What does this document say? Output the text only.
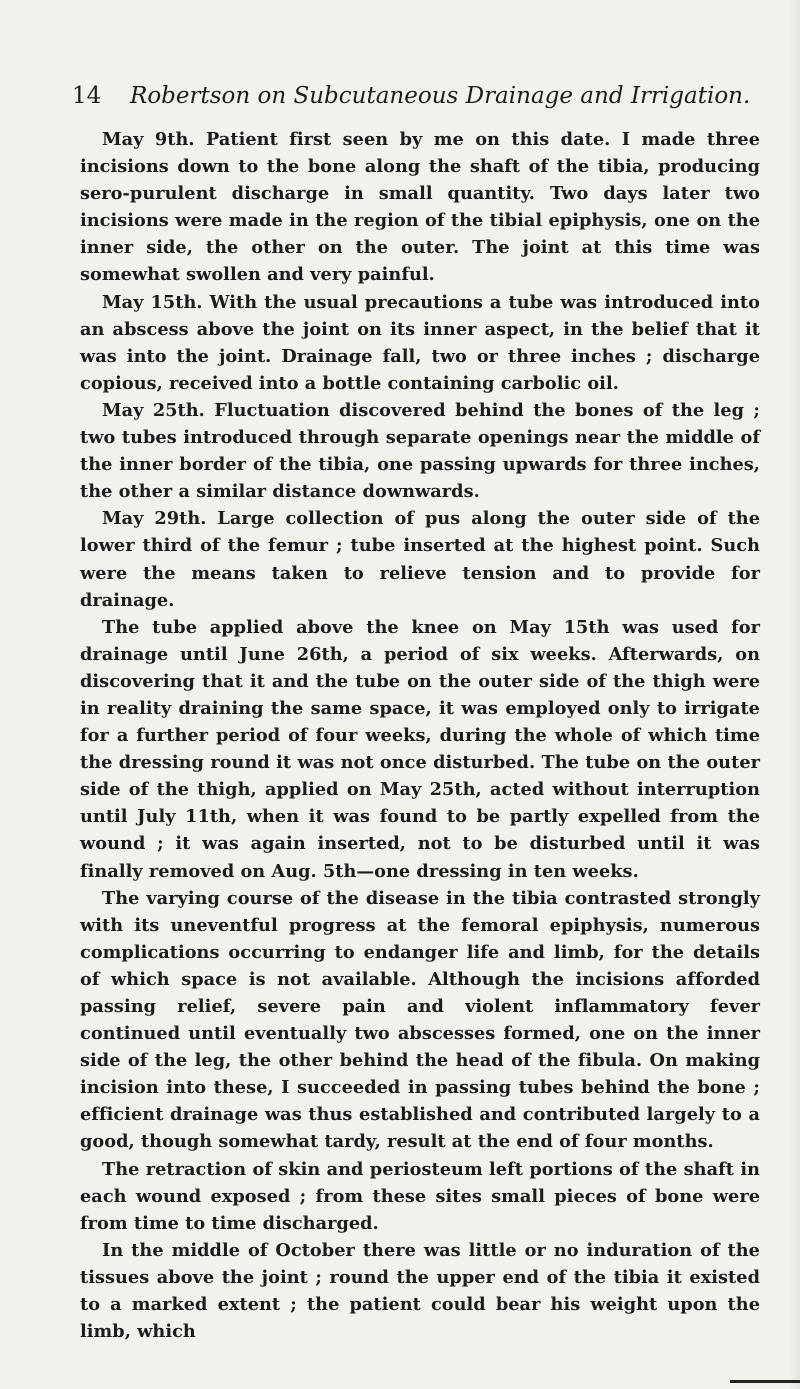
14 Robertson on Subcutaneous Drainage and Irrigation.

May 9th. Patient first seen by me on this date. I made three incisions down to the bone along the shaft of the tibia, producing sero-purulent discharge in small quantity. Two days later two incisions were made in the region of the tibial epiphysis, one on the inner side, the other on the outer. The joint at this time was somewhat swollen and very painful.

May 15th. With the usual precautions a tube was introduced into an abscess above the joint on its inner aspect, in the belief that it was into the joint. Drainage fall, two or three inches ; discharge copious, received into a bottle containing carbolic oil.

May 25th. Fluctuation discovered behind the bones of the leg ; two tubes introduced through separate openings near the middle of the inner border of the tibia, one passing upwards for three inches, the other a similar distance downwards.

May 29th. Large collection of pus along the outer side of the lower third of the femur ; tube inserted at the highest point. Such were the means taken to relieve tension and to provide for drainage.

The tube applied above the knee on May 15th was used for drainage until June 26th, a period of six weeks. Afterwards, on discovering that it and the tube on the outer side of the thigh were in reality draining the same space, it was employed only to irrigate for a further period of four weeks, during the whole of which time the dressing round it was not once disturbed. The tube on the outer side of the thigh, applied on May 25th, acted without interruption until July 11th, when it was found to be partly expelled from the wound ; it was again inserted, not to be disturbed until it was finally removed on Aug. 5th—one dressing in ten weeks.

The varying course of the disease in the tibia contrasted strongly with its uneventful progress at the femoral epiphysis, numerous complications occurring to endanger life and limb, for the details of which space is not available. Although the incisions afforded passing relief, severe pain and violent inflammatory fever continued until eventually two abscesses formed, one on the inner side of the leg, the other behind the head of the fibula. On making incision into these, I succeeded in passing tubes behind the bone ; efficient drainage was thus established and contributed largely to a good, though somewhat tardy, result at the end of four months.

The retraction of skin and periosteum left portions of the shaft in each wound exposed ; from these sites small pieces of bone were from time to time discharged.

In the middle of October there was little or no induration of the tissues above the joint ; round the upper end of the tibia it existed to a marked extent ; the patient could bear his weight upon the limb, which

Exercise details = Say the number of lines in the records above that include the string "were", and no more.

Written reply = 4